_PROBLEM DESCRIPTION_
Copy every line of the following items exactly, without alteration.
::::
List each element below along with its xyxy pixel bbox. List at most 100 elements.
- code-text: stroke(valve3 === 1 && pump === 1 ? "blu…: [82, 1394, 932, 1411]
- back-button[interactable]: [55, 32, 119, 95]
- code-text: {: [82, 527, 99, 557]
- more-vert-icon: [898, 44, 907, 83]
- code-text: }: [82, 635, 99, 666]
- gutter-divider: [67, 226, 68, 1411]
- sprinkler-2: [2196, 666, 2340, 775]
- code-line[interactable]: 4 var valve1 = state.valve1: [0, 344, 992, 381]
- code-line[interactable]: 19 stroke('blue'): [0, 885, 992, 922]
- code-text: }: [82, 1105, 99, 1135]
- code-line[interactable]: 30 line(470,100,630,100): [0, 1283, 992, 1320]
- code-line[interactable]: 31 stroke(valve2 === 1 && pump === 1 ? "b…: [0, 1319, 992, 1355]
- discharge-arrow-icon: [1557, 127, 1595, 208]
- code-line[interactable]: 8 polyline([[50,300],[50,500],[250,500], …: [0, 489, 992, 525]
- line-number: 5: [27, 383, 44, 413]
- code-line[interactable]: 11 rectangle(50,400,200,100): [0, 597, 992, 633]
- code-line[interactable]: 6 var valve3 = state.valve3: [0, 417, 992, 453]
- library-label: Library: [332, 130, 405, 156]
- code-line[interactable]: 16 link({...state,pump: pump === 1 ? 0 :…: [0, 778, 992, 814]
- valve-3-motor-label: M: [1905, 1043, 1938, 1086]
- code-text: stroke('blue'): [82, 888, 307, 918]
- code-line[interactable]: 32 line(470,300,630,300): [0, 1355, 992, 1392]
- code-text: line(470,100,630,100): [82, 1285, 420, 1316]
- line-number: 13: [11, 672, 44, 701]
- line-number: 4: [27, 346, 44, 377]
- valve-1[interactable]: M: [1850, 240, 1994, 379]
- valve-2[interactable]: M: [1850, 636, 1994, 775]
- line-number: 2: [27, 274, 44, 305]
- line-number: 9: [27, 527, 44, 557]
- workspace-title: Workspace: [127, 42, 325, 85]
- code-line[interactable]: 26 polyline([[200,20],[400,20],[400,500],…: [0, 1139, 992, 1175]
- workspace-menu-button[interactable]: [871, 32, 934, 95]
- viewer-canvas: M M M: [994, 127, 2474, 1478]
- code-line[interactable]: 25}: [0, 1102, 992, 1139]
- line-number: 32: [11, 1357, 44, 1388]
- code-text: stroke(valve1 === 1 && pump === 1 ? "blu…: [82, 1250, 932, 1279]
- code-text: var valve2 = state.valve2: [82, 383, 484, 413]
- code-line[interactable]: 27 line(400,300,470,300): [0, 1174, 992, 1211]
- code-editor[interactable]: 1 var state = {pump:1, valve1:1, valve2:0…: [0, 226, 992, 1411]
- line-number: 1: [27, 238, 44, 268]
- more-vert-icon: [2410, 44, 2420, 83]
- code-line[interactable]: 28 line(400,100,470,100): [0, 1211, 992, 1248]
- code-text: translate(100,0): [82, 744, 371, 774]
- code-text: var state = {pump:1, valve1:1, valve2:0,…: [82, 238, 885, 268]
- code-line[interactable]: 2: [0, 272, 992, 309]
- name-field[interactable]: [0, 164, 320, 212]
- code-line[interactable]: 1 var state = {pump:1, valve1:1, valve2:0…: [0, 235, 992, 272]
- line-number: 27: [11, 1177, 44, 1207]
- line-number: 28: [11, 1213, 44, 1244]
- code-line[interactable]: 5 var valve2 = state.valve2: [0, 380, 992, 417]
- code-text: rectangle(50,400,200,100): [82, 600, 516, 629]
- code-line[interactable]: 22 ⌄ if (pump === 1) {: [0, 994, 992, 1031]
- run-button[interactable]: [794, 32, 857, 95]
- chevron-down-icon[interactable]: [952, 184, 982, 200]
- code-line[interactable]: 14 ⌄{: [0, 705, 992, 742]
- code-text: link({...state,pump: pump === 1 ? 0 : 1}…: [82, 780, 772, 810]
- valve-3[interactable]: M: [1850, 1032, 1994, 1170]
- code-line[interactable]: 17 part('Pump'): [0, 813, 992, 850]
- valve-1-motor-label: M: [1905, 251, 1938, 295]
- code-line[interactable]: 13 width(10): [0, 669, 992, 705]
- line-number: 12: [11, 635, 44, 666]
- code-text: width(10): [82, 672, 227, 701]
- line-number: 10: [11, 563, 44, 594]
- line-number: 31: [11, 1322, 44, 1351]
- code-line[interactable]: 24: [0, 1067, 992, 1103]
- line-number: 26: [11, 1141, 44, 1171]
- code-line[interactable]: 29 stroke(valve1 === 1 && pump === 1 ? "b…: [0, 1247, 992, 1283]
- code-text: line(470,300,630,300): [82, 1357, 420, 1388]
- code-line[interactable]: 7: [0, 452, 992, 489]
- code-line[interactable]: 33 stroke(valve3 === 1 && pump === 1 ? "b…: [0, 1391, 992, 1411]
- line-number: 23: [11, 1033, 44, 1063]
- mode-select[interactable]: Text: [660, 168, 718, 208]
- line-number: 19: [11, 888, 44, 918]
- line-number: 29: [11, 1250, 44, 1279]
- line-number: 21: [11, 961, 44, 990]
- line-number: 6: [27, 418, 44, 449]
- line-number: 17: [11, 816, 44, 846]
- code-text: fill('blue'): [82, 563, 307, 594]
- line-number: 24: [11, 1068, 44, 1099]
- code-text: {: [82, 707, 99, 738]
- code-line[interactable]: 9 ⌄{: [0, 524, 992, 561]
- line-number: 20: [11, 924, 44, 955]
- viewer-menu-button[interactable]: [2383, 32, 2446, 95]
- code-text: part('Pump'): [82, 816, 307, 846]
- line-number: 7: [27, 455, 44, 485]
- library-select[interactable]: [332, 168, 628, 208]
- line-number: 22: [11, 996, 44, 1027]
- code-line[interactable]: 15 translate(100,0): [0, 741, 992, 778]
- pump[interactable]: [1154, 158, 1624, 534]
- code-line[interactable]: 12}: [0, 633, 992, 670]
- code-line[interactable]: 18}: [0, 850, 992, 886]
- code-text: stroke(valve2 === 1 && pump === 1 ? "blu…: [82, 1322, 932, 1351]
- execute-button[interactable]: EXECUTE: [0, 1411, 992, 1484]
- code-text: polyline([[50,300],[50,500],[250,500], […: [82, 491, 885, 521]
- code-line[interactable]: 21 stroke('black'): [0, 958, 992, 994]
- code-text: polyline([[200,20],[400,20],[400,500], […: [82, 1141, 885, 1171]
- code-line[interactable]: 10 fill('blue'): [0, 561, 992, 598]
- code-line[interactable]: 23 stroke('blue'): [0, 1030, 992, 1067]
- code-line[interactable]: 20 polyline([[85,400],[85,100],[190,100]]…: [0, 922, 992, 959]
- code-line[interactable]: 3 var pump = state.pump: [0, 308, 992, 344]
::::
_RESULT_
List each element below along with its xyxy pixel bbox. List at most 100 elements.
- code-text: stroke(valve3 === 1 && pump === 1 ? "blu…: [82, 1394, 932, 1411]
- back-button[interactable]: [55, 32, 119, 95]
- code-text: {: [82, 527, 99, 557]
- more-vert-icon: [898, 44, 907, 83]
- code-text: }: [82, 635, 99, 666]
- gutter-divider: [67, 226, 68, 1411]
- sprinkler-2: [2196, 666, 2340, 775]
- code-line[interactable]: 4 var valve1 = state.valve1: [0, 344, 992, 381]
- code-line[interactable]: 19 stroke('blue'): [0, 885, 992, 922]
- code-text: }: [82, 1105, 99, 1135]
- code-line[interactable]: 30 line(470,100,630,100): [0, 1283, 992, 1320]
- code-line[interactable]: 31 stroke(valve2 === 1 && pump === 1 ? "b…: [0, 1319, 992, 1355]
- discharge-arrow-icon: [1557, 127, 1595, 208]
- code-line[interactable]: 8 polyline([[50,300],[50,500],[250,500], …: [0, 489, 992, 525]
- line-number: 5: [27, 383, 44, 413]
- code-line[interactable]: 11 rectangle(50,400,200,100): [0, 597, 992, 633]
- code-line[interactable]: 6 var valve3 = state.valve3: [0, 417, 992, 453]
- library-label: Library: [332, 130, 405, 156]
- code-line[interactable]: 16 link({...state,pump: pump === 1 ? 0 :…: [0, 778, 992, 814]
- valve-3-motor-label: M: [1905, 1043, 1938, 1086]
- code-text: stroke('blue'): [82, 888, 307, 918]
- code-line[interactable]: 32 line(470,300,630,300): [0, 1355, 992, 1392]
- code-text: line(470,100,630,100): [82, 1285, 420, 1316]
- line-number: 13: [11, 672, 44, 701]
- line-number: 4: [27, 346, 44, 377]
- valve-1[interactable]: M: [1850, 240, 1994, 379]
- valve-2[interactable]: M: [1850, 636, 1994, 775]
- line-number: 2: [27, 274, 44, 305]
- line-number: 9: [27, 527, 44, 557]
- workspace-title: Workspace: [127, 42, 325, 85]
- code-line[interactable]: 26 polyline([[200,20],[400,20],[400,500],…: [0, 1139, 992, 1175]
- workspace-menu-button[interactable]: [871, 32, 934, 95]
- viewer-canvas: M M M: [994, 127, 2474, 1478]
- code-line[interactable]: 25}: [0, 1102, 992, 1139]
- line-number: 32: [11, 1357, 44, 1388]
- code-text: stroke(valve1 === 1 && pump === 1 ? "blu…: [82, 1250, 932, 1279]
- code-text: var valve2 = state.valve2: [82, 383, 484, 413]
- code-line[interactable]: 27 line(400,300,470,300): [0, 1174, 992, 1211]
- code-editor[interactable]: 1 var state = {pump:1, valve1:1, valve2:0…: [0, 226, 992, 1411]
- line-number: 1: [27, 238, 44, 268]
- more-vert-icon: [2410, 44, 2420, 83]
- code-line[interactable]: 28 line(400,100,470,100): [0, 1211, 992, 1248]
- code-text: translate(100,0): [82, 744, 371, 774]
- code-text: var state = {pump:1, valve1:1, valve2:0,…: [82, 238, 885, 268]
- code-line[interactable]: 2: [0, 272, 992, 309]
- name-field[interactable]: [0, 164, 320, 212]
- code-line[interactable]: 1 var state = {pump:1, valve1:1, valve2:0…: [0, 235, 992, 272]
- line-number: 27: [11, 1177, 44, 1207]
- line-number: 28: [11, 1213, 44, 1244]
- code-line[interactable]: 5 var valve2 = state.valve2: [0, 380, 992, 417]
- code-text: rectangle(50,400,200,100): [82, 600, 516, 629]
- code-line[interactable]: 22 ⌄ if (pump === 1) {: [0, 994, 992, 1031]
- run-button[interactable]: [794, 32, 857, 95]
- chevron-down-icon[interactable]: [952, 184, 982, 200]
- code-line[interactable]: 14 ⌄{: [0, 705, 992, 742]
- code-text: link({...state,pump: pump === 1 ? 0 : 1}…: [82, 780, 772, 810]
- valve-3[interactable]: M: [1850, 1032, 1994, 1170]
- code-line[interactable]: 17 part('Pump'): [0, 813, 992, 850]
- valve-1-motor-label: M: [1905, 251, 1938, 295]
- code-line[interactable]: 13 width(10): [0, 669, 992, 705]
- line-number: 12: [11, 635, 44, 666]
- code-text: width(10): [82, 672, 227, 701]
- line-number: 10: [11, 563, 44, 594]
- line-number: 31: [11, 1322, 44, 1351]
- code-line[interactable]: 24: [0, 1067, 992, 1103]
- line-number: 26: [11, 1141, 44, 1171]
- code-line[interactable]: 29 stroke(valve1 === 1 && pump === 1 ? "b…: [0, 1247, 992, 1283]
- code-text: line(470,300,630,300): [82, 1357, 420, 1388]
- code-line[interactable]: 7: [0, 452, 992, 489]
- code-line[interactable]: 33 stroke(valve3 === 1 && pump === 1 ? "b…: [0, 1391, 992, 1411]
- line-number: 23: [11, 1033, 44, 1063]
- mode-select[interactable]: Text: [660, 168, 718, 208]
- line-number: 19: [11, 888, 44, 918]
- line-number: 29: [11, 1250, 44, 1279]
- line-number: 21: [11, 961, 44, 990]
- line-number: 6: [27, 418, 44, 449]
- line-number: 17: [11, 816, 44, 846]
- code-text: fill('blue'): [82, 563, 307, 594]
- line-number: 24: [11, 1068, 44, 1099]
- code-text: {: [82, 707, 99, 738]
- code-line[interactable]: 9 ⌄{: [0, 524, 992, 561]
- line-number: 20: [11, 924, 44, 955]
- viewer-menu-button[interactable]: [2383, 32, 2446, 95]
- code-text: part('Pump'): [82, 816, 307, 846]
- line-number: 7: [27, 455, 44, 485]
- library-select[interactable]: [332, 168, 628, 208]
- line-number: 22: [11, 996, 44, 1027]
- code-line[interactable]: 15 translate(100,0): [0, 741, 992, 778]
- pump[interactable]: [1154, 158, 1624, 534]
- code-line[interactable]: 12}: [0, 633, 992, 670]
- code-line[interactable]: 18}: [0, 850, 992, 886]
- code-text: stroke(valve2 === 1 && pump === 1 ? "blu…: [82, 1322, 932, 1351]
- execute-button[interactable]: EXECUTE: [0, 1411, 992, 1484]
- code-text: polyline([[50,300],[50,500],[250,500], […: [82, 491, 885, 521]
- code-line[interactable]: 21 stroke('black'): [0, 958, 992, 994]
- code-text: polyline([[200,20],[400,20],[400,500], […: [82, 1141, 885, 1171]
- code-line[interactable]: 10 fill('blue'): [0, 561, 992, 598]
- code-line[interactable]: 23 stroke('blue'): [0, 1030, 992, 1067]
- code-line[interactable]: 20 polyline([[85,400],[85,100],[190,100]]…: [0, 922, 992, 959]
- code-line[interactable]: 3 var pump = state.pump: [0, 308, 992, 344]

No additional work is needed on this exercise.